> _WHAT THIS TASK INVOLVES_: Write each line out exactly, leaving none out.

> _SUPPLIED MATERIAL_:
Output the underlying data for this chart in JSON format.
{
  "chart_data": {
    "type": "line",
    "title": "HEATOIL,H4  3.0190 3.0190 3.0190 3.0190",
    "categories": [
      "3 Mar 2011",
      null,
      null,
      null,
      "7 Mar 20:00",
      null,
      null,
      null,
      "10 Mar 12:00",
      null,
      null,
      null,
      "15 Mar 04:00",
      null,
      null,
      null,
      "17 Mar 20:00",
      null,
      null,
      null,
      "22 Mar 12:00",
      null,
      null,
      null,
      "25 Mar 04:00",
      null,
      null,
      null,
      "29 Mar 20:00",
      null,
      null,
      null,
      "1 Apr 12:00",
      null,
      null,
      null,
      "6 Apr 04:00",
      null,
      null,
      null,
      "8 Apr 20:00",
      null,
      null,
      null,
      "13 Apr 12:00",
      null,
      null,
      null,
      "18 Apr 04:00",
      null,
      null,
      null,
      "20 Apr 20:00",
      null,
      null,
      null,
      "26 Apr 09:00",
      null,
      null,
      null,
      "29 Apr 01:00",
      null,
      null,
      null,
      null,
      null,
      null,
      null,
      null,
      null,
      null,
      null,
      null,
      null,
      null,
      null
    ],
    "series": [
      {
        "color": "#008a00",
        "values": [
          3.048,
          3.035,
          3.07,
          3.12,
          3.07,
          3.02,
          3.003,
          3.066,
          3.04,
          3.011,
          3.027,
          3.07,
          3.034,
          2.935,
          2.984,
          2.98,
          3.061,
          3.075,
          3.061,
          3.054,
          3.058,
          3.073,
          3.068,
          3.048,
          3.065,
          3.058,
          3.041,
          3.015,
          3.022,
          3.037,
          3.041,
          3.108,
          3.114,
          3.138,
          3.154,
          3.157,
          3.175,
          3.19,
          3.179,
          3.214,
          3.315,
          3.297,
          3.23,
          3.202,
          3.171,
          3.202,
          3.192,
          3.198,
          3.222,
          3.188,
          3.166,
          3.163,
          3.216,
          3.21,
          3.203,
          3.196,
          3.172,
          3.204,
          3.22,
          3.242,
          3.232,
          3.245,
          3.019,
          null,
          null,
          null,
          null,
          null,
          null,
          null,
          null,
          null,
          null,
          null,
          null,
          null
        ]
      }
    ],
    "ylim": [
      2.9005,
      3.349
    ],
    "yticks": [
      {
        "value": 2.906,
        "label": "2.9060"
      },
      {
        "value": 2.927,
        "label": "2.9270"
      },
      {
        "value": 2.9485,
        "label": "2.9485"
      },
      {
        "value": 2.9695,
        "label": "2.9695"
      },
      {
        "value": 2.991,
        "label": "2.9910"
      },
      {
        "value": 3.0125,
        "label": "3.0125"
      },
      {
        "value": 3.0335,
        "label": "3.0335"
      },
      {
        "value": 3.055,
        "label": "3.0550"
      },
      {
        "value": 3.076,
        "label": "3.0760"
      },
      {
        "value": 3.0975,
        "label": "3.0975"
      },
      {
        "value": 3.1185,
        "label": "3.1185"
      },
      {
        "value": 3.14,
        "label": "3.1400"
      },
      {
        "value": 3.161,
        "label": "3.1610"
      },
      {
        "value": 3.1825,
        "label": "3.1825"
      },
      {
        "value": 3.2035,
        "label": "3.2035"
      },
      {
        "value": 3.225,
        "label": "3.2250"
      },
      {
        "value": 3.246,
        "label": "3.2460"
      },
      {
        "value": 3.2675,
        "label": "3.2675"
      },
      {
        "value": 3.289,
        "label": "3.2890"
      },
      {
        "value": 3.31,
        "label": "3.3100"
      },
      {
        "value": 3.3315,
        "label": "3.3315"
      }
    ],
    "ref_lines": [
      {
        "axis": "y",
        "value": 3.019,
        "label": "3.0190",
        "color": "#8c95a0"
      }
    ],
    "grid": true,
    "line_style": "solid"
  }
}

> _EXPECTED OUTPUT_:
Output the underlying data for this chart in JSON format.
{
  "chart_data": {
    "type": "line",
    "title": "HEATOIL,H4  3.0190 3.0190 3.0190 3.0190",
    "categories": [
      "3 Mar 2011",
      null,
      null,
      null,
      "7 Mar 20:00",
      null,
      null,
      null,
      "10 Mar 12:00",
      null,
      null,
      null,
      "15 Mar 04:00",
      null,
      null,
      null,
      "17 Mar 20:00",
      null,
      null,
      null,
      "22 Mar 12:00",
      null,
      null,
      null,
      "25 Mar 04:00",
      null,
      null,
      null,
      "29 Mar 20:00",
      null,
      null,
      null,
      "1 Apr 12:00",
      null,
      null,
      null,
      "6 Apr 04:00",
      null,
      null,
      null,
      "8 Apr 20:00",
      null,
      null,
      null,
      "13 Apr 12:00",
      null,
      null,
      null,
      "18 Apr 04:00",
      null,
      null,
      null,
      "20 Apr 20:00",
      null,
      null,
      null,
      "26 Apr 09:00",
      null,
      null,
      null,
      "29 Apr 01:00",
      null,
      null,
      null,
      null,
      null,
      null,
      null,
      null,
      null,
      null,
      null,
      null,
      null,
      null,
      null
    ],
    "series": [
      {
        "color": "#008a00",
        "values": [
          3.048,
          3.035,
          3.07,
          3.12,
          3.07,
          3.02,
          3.003,
          3.066,
          3.04,
          3.011,
          3.027,
          3.07,
          3.034,
          2.935,
          2.984,
          2.98,
          3.061,
          3.075,
          3.061,
          3.054,
          3.058,
          3.073,
          3.068,
          3.048,
          3.065,
          3.058,
          3.041,
          3.015,
          3.022,
          3.037,
          3.041,
          3.108,
          3.114,
          3.138,
          3.154,
          3.157,
          3.175,
          3.19,
          3.179,
          3.214,
          3.315,
          3.297,
          3.23,
          3.202,
          3.171,
          3.202,
          3.192,
          3.198,
          3.222,
          3.188,
          3.166,
          3.163,
          3.216,
          3.21,
          3.203,
          3.196,
          3.172,
          3.204,
          3.22,
          3.242,
          3.232,
          3.245,
          3.019,
          null,
          null,
          null,
          null,
          null,
          null,
          null,
          null,
          null,
          null,
          null,
          null,
          null
        ]
      }
    ],
    "ylim": [
      2.9005,
      3.349
    ],
    "yticks": [
      {
        "value": 2.906,
        "label": "2.9060"
      },
      {
        "value": 2.927,
        "label": "2.9270"
      },
      {
        "value": 2.9485,
        "label": "2.9485"
      },
      {
        "value": 2.9695,
        "label": "2.9695"
      },
      {
        "value": 2.991,
        "label": "2.9910"
      },
      {
        "value": 3.0125,
        "label": "3.0125"
      },
      {
        "value": 3.0335,
        "label": "3.0335"
      },
      {
        "value": 3.055,
        "label": "3.0550"
      },
      {
        "value": 3.076,
        "label": "3.0760"
      },
      {
        "value": 3.0975,
        "label": "3.0975"
      },
      {
        "value": 3.1185,
        "label": "3.1185"
      },
      {
        "value": 3.14,
        "label": "3.1400"
      },
      {
        "value": 3.161,
        "label": "3.1610"
      },
      {
        "value": 3.1825,
        "label": "3.1825"
      },
      {
        "value": 3.2035,
        "label": "3.2035"
      },
      {
        "value": 3.225,
        "label": "3.2250"
      },
      {
        "value": 3.246,
        "label": "3.2460"
      },
      {
        "value": 3.2675,
        "label": "3.2675"
      },
      {
        "value": 3.289,
        "label": "3.2890"
      },
      {
        "value": 3.31,
        "label": "3.3100"
      },
      {
        "value": 3.3315,
        "label": "3.3315"
      }
    ],
    "ref_lines": [
      {
        "axis": "y",
        "value": 3.019,
        "label": "3.0190",
        "color": "#8c95a0"
      }
    ],
    "grid": true,
    "line_style": "solid"
  }
}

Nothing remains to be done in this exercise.